Will you output the entries below exactly, skipping every image they contain?
── EXCERPTED RECORDS
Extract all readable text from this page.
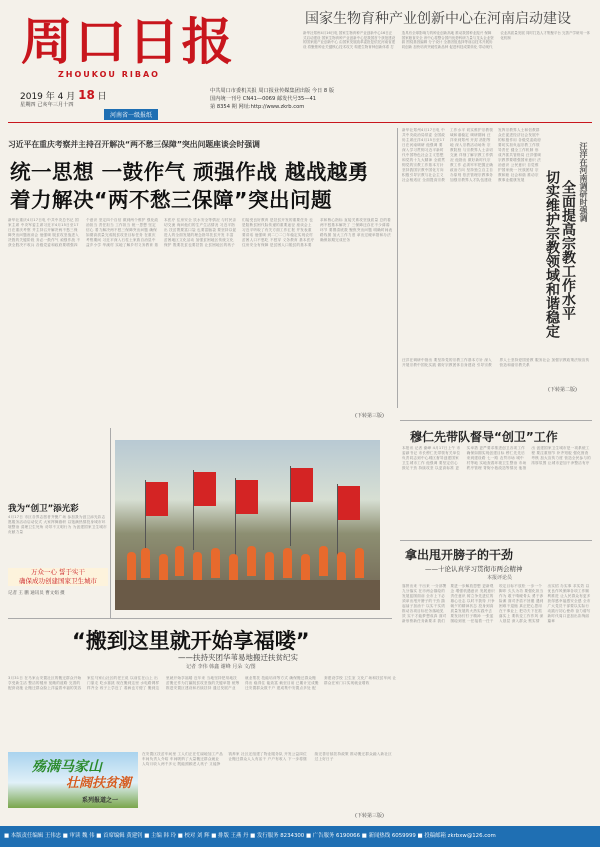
周口日报
ZHOUKOU RIBAO
2019 年 4 月 18 日
星期四 己亥年三月十四
中共周口市委机关报 周口报业传媒集团出版 今日 8 版
国内统一刊号 CN41—0069 邮发代号35—41
第 8354 期 网址:http://www.zkrb.com
河南省一级报纸
国家生物育种产业创新中心在河南启动建设
新华社郑州4月16日电 国家生物育种产业创新中心16日正式启动建设 国家生物育种产业创新中心是我国首个获批建设的国家级产业创新中心 由国家发展改革委批复依托河南省建设 将聚焦种业关键核心技术攻关 构建生物育种创新体系 打造具有全球影响力的种业创新高地 推动我国种业振兴 保障国家粮食安全 该中心将整合国内优势科研力量与龙头企业资源 围绕基因编辑 分子设计 全基因组选择等前沿技术开展协同创新 加快培育突破性新品种 促进科技成果转化 带动现代农业高质量发展 同时打造人才集聚平台 完善产学研用一体化机制
习近平在重庆考察并主持召开解决“两不愁三保障”突出问题座谈会时强调
统一思想 一鼓作气 顽强作战 越战越勇
着力解决“两不愁三保障”突出问题
新华社重庆4月17日电 中共中央总书记 国家主席 中央军委主席习近平4月15日至17日在重庆考察 并主持召开解决两不愁三保障突出问题座谈会 他强调 脱贫攻坚战进入决胜的关键阶段 务必一鼓作气 顽强作战 不获全胜决不收兵 各级党委和政府要增强四个意识 坚定四个自信 做到两个维护 强化政治担当 责任担当 工作担当 统一思想 坚定信心 着力解决两不愁三保障突出问题 确保如期高质量完成脱贫攻坚目标任务 在重庆考察期间 习近平深入石柱土家族自治县中益乡小学 华溪村 实地了解乡村义务教育 基本医疗 住房安全 饮水安全等情况 与村民亲切交流 询问他们的生产生活情况 习近平指出 扶贫既要富口袋 也要富脑袋 要坚持以促进人的全面发展的理念指导扶贫开发 丰富贫困地区文化活动 加强贫困地区传统文化保护 既要扶贫也要扶智 让贫困地区的孩子们接受良好教育 是扶贫开发的重要任务 也是阻断贫困代际传递的重要途径 座谈会上 习近平听取了有关方面工作汇报 并发表重要讲话 他强调 到二〇二〇年稳定实现农村贫困人口不愁吃 不愁穿 义务教育 基本医疗 住房安全有保障 是贫困人口脱贫的基本要求和核心指标 直接关系攻坚战质量 总的看 两不愁基本解决了 三保障还存在不少薄弱环节 要摸清底数 聚焦突出问题 明确时间表 路线图 加大工作力度 拿出过硬举措和办法 确保如期完成任务
(下转第三版)
新华社郑州4月17日电 中共中央政治局常委 全国政协主席汪洋4月15日至17日在河南调研 他强调 要深入学习贯彻习近平新时代中国特色社会主义思想和党的十九大精神 全面贯彻党的宗教工作基本方针 坚持我国宗教中国化方向 积极引导宗教与社会主义社会相适应 全面提高宗教工作水平 切实维护宗教领域和谐稳定 调研期间 汪洋来到郑州 开封 洛阳等地 深入宗教活动场所 宗教院校 与宗教界人士亲切交流 详细了解宗教工作情况 他指出 做好新时代宗教工作 必须牢牢把握正确政治方向 坚持独立自主自办原则 依法管理宗教事务 加强宗教界人才队伍建设 发挥宗教界人士和信教群众在促进经济社会发展中的积极作用 各级党委政府要切实担负起宗教工作领导责任 健全工作机制 形成齐抓共管格局 汪洋强调 宗教界要增强国家意识 法治意识 公民意识 自觉维护国家统一 民族团结 宗教和睦 社会和谐 推动宗教事业健康发展	汪洋在河南调研时强调
全面提高宗教工作水平
切实维护宗教领域和谐稳定
汪洋在调研中指出 要坚持党的宗教工作基本方针 深入开展宗教中国化实践 做好宗教团体自身建设 引导宗教界人士坚持爱国爱教 服务社会 加强宗教政策法规宣传 营造和谐宗教关系
(下转第二版)
穆仁先带队督导“创卫”工作
本报讯 记者 谢峰 4月17日上午 市委副书记 市长穆仁先带领有关单位负责同志到中心城区督导创建国家卫生城市工作 他强调 要坚定信心 鼓足干劲 持续攻坚 以更高标准 更实举措 更严要求推进创卫各项工作 确保如期实现创建目标 穆仁先先后来到建设路 七一路 农贸市场 城中村等地 实地查看环境卫生整治 市场秩序管理 背街小巷改造等情况 他指出 创建国家卫生城市是一项系统工程 要注重细节 补齐短板 强化督查考核 加大宣传力度 营造全民参与的浓厚氛围 让城市更加干净整洁有序
拿出甩开膀子的干劲
——十论认真学习贯彻市两会精神
本报评论员
靠拼出来 干出来 一分部署 九分落实 在市两会描绘的发展蓝图面前 全市上下必须拿出甩开膀子的干劲 撸起袖子加油干 以实干实绩推动各项目标任务落地见效 实干才能梦想成真 面对新形势新任务新要求 我们要进一步解放思想 更新观念 增强机遇意识 发展意识 责任意识 树立争先进位的雄心壮志 以时不我待 只争朝夕的精神状态 投身到高质量发展的火热实践中去 要发扬钉钉子精神 一张蓝图绘到底 一任接着一任干 咬定目标不放松 一步一个脚印 久久为功 要强化担当作为 敢于啃硬骨头 勇于涉险滩 面对矛盾不回避 遇到困难不退缩 真正把心思用在干事业上 把功夫下在抓落实上 要转变工作作风 深入基层 深入群众 察实情 出实招 办实事 求实效 以优良作风保障各项工作顺利推进 让人民群众有更多获得感幸福感安全感 全市广大党员干部要以实际行动践行初心使命 奋力谱写新时代周口更加出彩绚丽篇章
我为“创卫”添光彩
4月17日 市区各界志愿者齐聚广场 参加我为创卫添光彩志愿服务活动启动仪式 大家挥舞旗帜 以饱满热情投身城市环境整治 清理卫生死角 劝导不文明行为 为创建国家卫生城市贡献力量
万众一心 誓于实干
确保成功创建国家卫生城市
记者 王 鹏 通讯员 曹文娟 摄
“搬到这里就开始享福喽”
——扶持夹团华苇易地搬迁扶贫纪实
记者 李伟 韩鑫 谢峰 月朵 文/图
3月31日 在马家山安置社区的搬迁群众开始享受新生活 整洁的楼房 宽敞的道路 完善的配套设施 让搬迁群众脸上洋溢着幸福的笑容 家住马家山社区的老王说 以前住在山上 出门靠走 吃水靠挑 现在搬到这里 水电路网样样齐全 孩子上学近了 看病也方便了 搬到这里就开始享福喽 近年来 当地坚持把易地扶贫搬迁作为打赢脱贫攻坚战的关键举措 统筹推进安置区建设和后续扶持 通过发展产业 就业帮扶 技能培训等方式 确保搬迁群众搬得出 稳得住 能致富 截至目前 已累计完成搬迁安置群众数千户 建成集中安置点多处 配套建设学校 卫生室 文化广场和扶贫车间 让群众在家门口实现就业增收
在安置区扶贫车间里 工人们正在忙碌地加工产品 车间负责人介绍 车间吸纳了大量搬迁群众就业 人均月收入两千多元 既能照顾老人孩子 又能挣钱养家 社区还组建了物业服务队 开发公益岗位 让搬迁群众人人有活干 户户有收入 下一步将继续完善后续扶持政策 推动搬迁群众融入新社区 过上好日子
(下转第三版)
殇满马家山
壮阔扶贫潮
系列报道之一
■ 本版责任编辑 王伟忠 ■ 审读 魏 伟 ■ 首席编辑 黄建钊 ■ 主编 韩 玲 ■ 校对 刘 辉 ■ 排版 王燕 丹 ■ 发行服务 8234300 ■ 广告服务 6190066 ■ 新闻热线 6059999 ■ 投稿邮箱 zkrbxw@126.com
────
- ANSWER TO THE EXERCISE:
Extract all readable text from this page.
周口日报
ZHOUKOU RIBAO
2019 年 4 月 18 日
星期四 己亥年三月十四
中共周口市委机关报 周口报业传媒集团出版 今日 8 版
国内统一刊号 CN41—0069 邮发代号35—41
第 8354 期 网址:http://www.zkrb.com
河南省一级报纸
国家生物育种产业创新中心在河南启动建设
新华社郑州4月16日电 国家生物育种产业创新中心16日正式启动建设 国家生物育种产业创新中心是我国首个获批建设的国家级产业创新中心 由国家发展改革委批复依托河南省建设 将聚焦种业关键核心技术攻关 构建生物育种创新体系 打造具有全球影响力的种业创新高地 推动我国种业振兴 保障国家粮食安全 该中心将整合国内优势科研力量与龙头企业资源 围绕基因编辑 分子设计 全基因组选择等前沿技术开展协同创新 加快培育突破性新品种 促进科技成果转化 带动现代农业高质量发展 同时打造人才集聚平台 完善产学研用一体化机制
习近平在重庆考察并主持召开解决“两不愁三保障”突出问题座谈会时强调
统一思想 一鼓作气 顽强作战 越战越勇
着力解决“两不愁三保障”突出问题
新华社重庆4月17日电 中共中央总书记 国家主席 中央军委主席习近平4月15日至17日在重庆考察 并主持召开解决两不愁三保障突出问题座谈会 他强调 脱贫攻坚战进入决胜的关键阶段 务必一鼓作气 顽强作战 不获全胜决不收兵 各级党委和政府要增强四个意识 坚定四个自信 做到两个维护 强化政治担当 责任担当 工作担当 统一思想 坚定信心 着力解决两不愁三保障突出问题 确保如期高质量完成脱贫攻坚目标任务 在重庆考察期间 习近平深入石柱土家族自治县中益乡小学 华溪村 实地了解乡村义务教育 基本医疗 住房安全 饮水安全等情况 与村民亲切交流 询问他们的生产生活情况 习近平指出 扶贫既要富口袋 也要富脑袋 要坚持以促进人的全面发展的理念指导扶贫开发 丰富贫困地区文化活动 加强贫困地区传统文化保护 既要扶贫也要扶智 让贫困地区的孩子们接受良好教育 是扶贫开发的重要任务 也是阻断贫困代际传递的重要途径 座谈会上 习近平听取了有关方面工作汇报 并发表重要讲话 他强调 到二〇二〇年稳定实现农村贫困人口不愁吃 不愁穿 义务教育 基本医疗 住房安全有保障 是贫困人口脱贫的基本要求和核心指标 直接关系攻坚战质量 总的看 两不愁基本解决了 三保障还存在不少薄弱环节 要摸清底数 聚焦突出问题 明确时间表 路线图 加大工作力度 拿出过硬举措和办法 确保如期完成任务
(下转第三版)
新华社郑州4月17日电 中共中央政治局常委 全国政协主席汪洋4月15日至17日在河南调研 他强调 要深入学习贯彻习近平新时代中国特色社会主义思想和党的十九大精神 全面贯彻党的宗教工作基本方针 坚持我国宗教中国化方向 积极引导宗教与社会主义社会相适应 全面提高宗教工作水平 切实维护宗教领域和谐稳定 调研期间 汪洋来到郑州 开封 洛阳等地 深入宗教活动场所 宗教院校 与宗教界人士亲切交流 详细了解宗教工作情况 他指出 做好新时代宗教工作 必须牢牢把握正确政治方向 坚持独立自主自办原则 依法管理宗教事务 加强宗教界人才队伍建设 发挥宗教界人士和信教群众在促进经济社会发展中的积极作用 各级党委政府要切实担负起宗教工作领导责任 健全工作机制 形成齐抓共管格局 汪洋强调 宗教界要增强国家意识 法治意识 公民意识 自觉维护国家统一 民族团结 宗教和睦 社会和谐 推动宗教事业健康发展	汪洋在河南调研时强调
全面提高宗教工作水平
切实维护宗教领域和谐稳定
汪洋在调研中指出 要坚持党的宗教工作基本方针 深入开展宗教中国化实践 做好宗教团体自身建设 引导宗教界人士坚持爱国爱教 服务社会 加强宗教政策法规宣传 营造和谐宗教关系
(下转第二版)
穆仁先带队督导“创卫”工作
本报讯 记者 谢峰 4月17日上午 市委副书记 市长穆仁先带领有关单位负责同志到中心城区督导创建国家卫生城市工作 他强调 要坚定信心 鼓足干劲 持续攻坚 以更高标准 更实举措 更严要求推进创卫各项工作 确保如期实现创建目标 穆仁先先后来到建设路 七一路 农贸市场 城中村等地 实地查看环境卫生整治 市场秩序管理 背街小巷改造等情况 他指出 创建国家卫生城市是一项系统工程 要注重细节 补齐短板 强化督查考核 加大宣传力度 营造全民参与的浓厚氛围 让城市更加干净整洁有序
拿出甩开膀子的干劲
——十论认真学习贯彻市两会精神
本报评论员
靠拼出来 干出来 一分部署 九分落实 在市两会描绘的发展蓝图面前 全市上下必须拿出甩开膀子的干劲 撸起袖子加油干 以实干实绩推动各项目标任务落地见效 实干才能梦想成真 面对新形势新任务新要求 我们要进一步解放思想 更新观念 增强机遇意识 发展意识 责任意识 树立争先进位的雄心壮志 以时不我待 只争朝夕的精神状态 投身到高质量发展的火热实践中去 要发扬钉钉子精神 一张蓝图绘到底 一任接着一任干 咬定目标不放松 一步一个脚印 久久为功 要强化担当作为 敢于啃硬骨头 勇于涉险滩 面对矛盾不回避 遇到困难不退缩 真正把心思用在干事业上 把功夫下在抓落实上 要转变工作作风 深入基层 深入群众 察实情 出实招 办实事 求实效 以优良作风保障各项工作顺利推进 让人民群众有更多获得感幸福感安全感 全市广大党员干部要以实际行动践行初心使命 奋力谱写新时代周口更加出彩绚丽篇章
我为“创卫”添光彩
4月17日 市区各界志愿者齐聚广场 参加我为创卫添光彩志愿服务活动启动仪式 大家挥舞旗帜 以饱满热情投身城市环境整治 清理卫生死角 劝导不文明行为 为创建国家卫生城市贡献力量
万众一心 誓于实干
确保成功创建国家卫生城市
记者 王 鹏 通讯员 曹文娟 摄
“搬到这里就开始享福喽”
——扶持夹团华苇易地搬迁扶贫纪实
记者 李伟 韩鑫 谢峰 月朵 文/图
3月31日 在马家山安置社区的搬迁群众开始享受新生活 整洁的楼房 宽敞的道路 完善的配套设施 让搬迁群众脸上洋溢着幸福的笑容 家住马家山社区的老王说 以前住在山上 出门靠走 吃水靠挑 现在搬到这里 水电路网样样齐全 孩子上学近了 看病也方便了 搬到这里就开始享福喽 近年来 当地坚持把易地扶贫搬迁作为打赢脱贫攻坚战的关键举措 统筹推进安置区建设和后续扶持 通过发展产业 就业帮扶 技能培训等方式 确保搬迁群众搬得出 稳得住 能致富 截至目前 已累计完成搬迁安置群众数千户 建成集中安置点多处 配套建设学校 卫生室 文化广场和扶贫车间 让群众在家门口实现就业增收
在安置区扶贫车间里 工人们正在忙碌地加工产品 车间负责人介绍 车间吸纳了大量搬迁群众就业 人均月收入两千多元 既能照顾老人孩子 又能挣钱养家 社区还组建了物业服务队 开发公益岗位 让搬迁群众人人有活干 户户有收入 下一步将继续完善后续扶持政策 推动搬迁群众融入新社区 过上好日子
(下转第三版)
殇满马家山
壮阔扶贫潮
系列报道之一
■ 本版责任编辑 王伟忠 ■ 审读 魏 伟 ■ 首席编辑 黄建钊 ■ 主编 韩 玲 ■ 校对 刘 辉 ■ 排版 王燕 丹 ■ 发行服务 8234300 ■ 广告服务 6190066 ■ 新闻热线 6059999 ■ 投稿邮箱 zkrbxw@126.com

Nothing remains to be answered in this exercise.